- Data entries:
== == ==
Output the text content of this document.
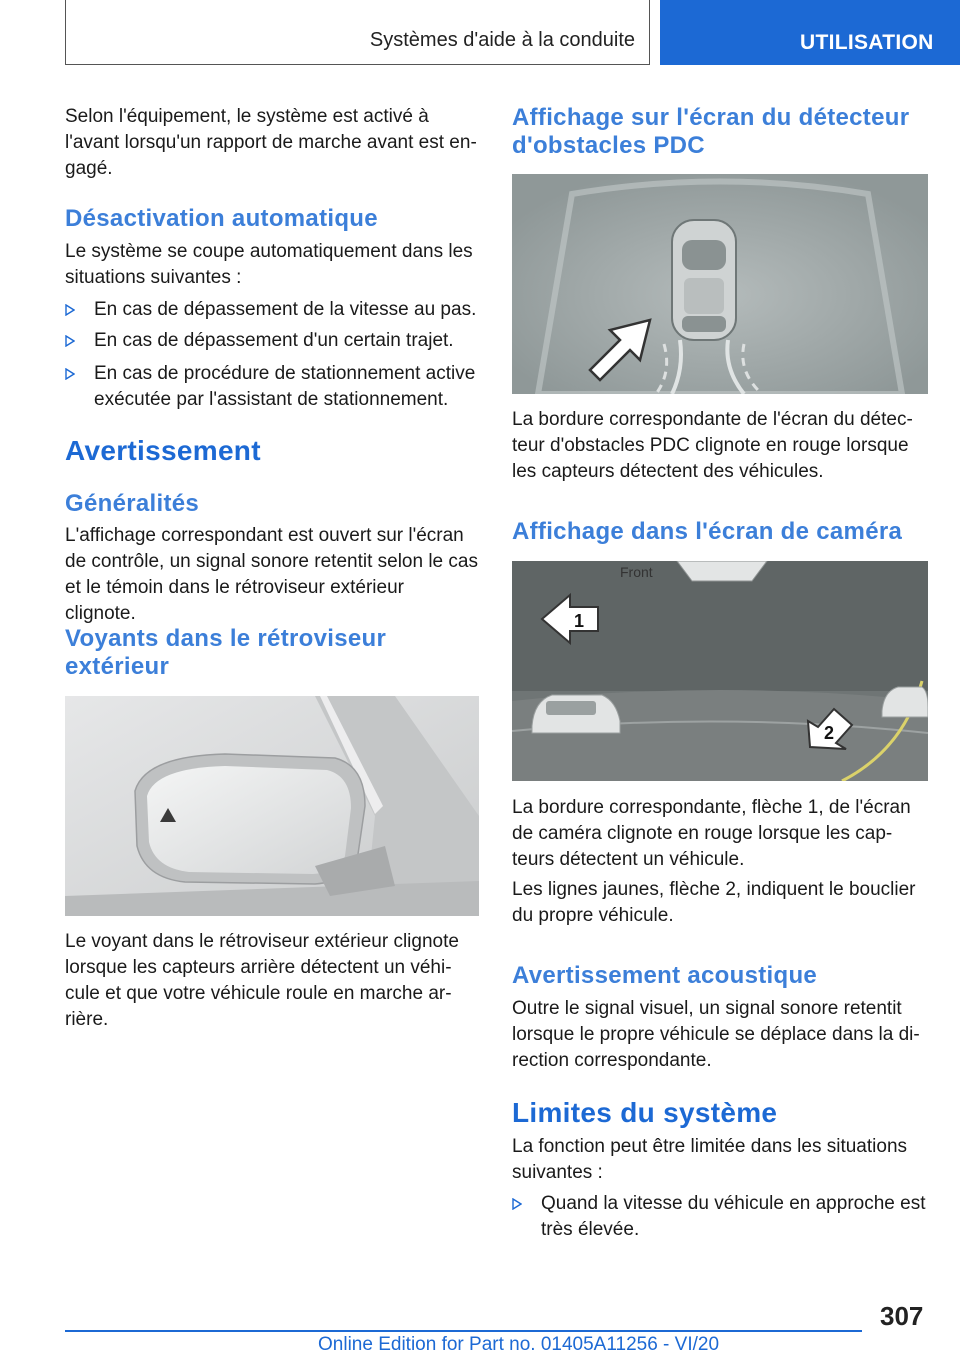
Systèmes d'aide à la conduite	UTILISATION
Selon l'équipement, le système est activé à
l'avant lorsqu'un rapport de marche avant est en-
gagé.
Désactivation automatique
Le système se coupe automatiquement dans les
situations suivantes :
En cas de dépassement de la vitesse au pas.
En cas de dépassement d'un certain trajet.
En cas de procédure de stationnement active
exécutée par l'assistant de stationnement.
Avertissement
Généralités
L'affichage correspondant est ouvert sur l'écran
de contrôle, un signal sonore retentit selon le cas
et le témoin dans le rétroviseur extérieur clignote.
Voyants dans le rétroviseur
extérieur
Le voyant dans le rétroviseur extérieur clignote
lorsque les capteurs arrière détectent un véhi-
cule et que votre véhicule roule en marche ar-
rière.
Affichage sur l'écran du détecteur
d'obstacles PDC
La bordure correspondante de l'écran du détec-
teur d'obstacles PDC clignote en rouge lorsque
les capteurs détectent des véhicules.
Affichage dans l'écran de caméra
Front
1
2
La bordure correspondante, flèche 1, de l'écran
de caméra clignote en rouge lorsque les cap-
teurs détectent un véhicule.
Les lignes jaunes, flèche 2, indiquent le bouclier
du propre véhicule.
Avertissement acoustique
Outre le signal visuel, un signal sonore retentit
lorsque le propre véhicule se déplace dans la di-
rection correspondante.
Limites du système
La fonction peut être limitée dans les situations
suivantes :
Quand la vitesse du véhicule en approche est
très élevée.
307
Online Edition for Part no. 01405A11256 - VI/20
== == ==
- EXERCISE BRIEF: Show the lines of the records that include the string "vitesse".

- REPLY TO THE EXERCISE:
En cas de dépassement de la vitesse au pas.
Quand la vitesse du véhicule en approche est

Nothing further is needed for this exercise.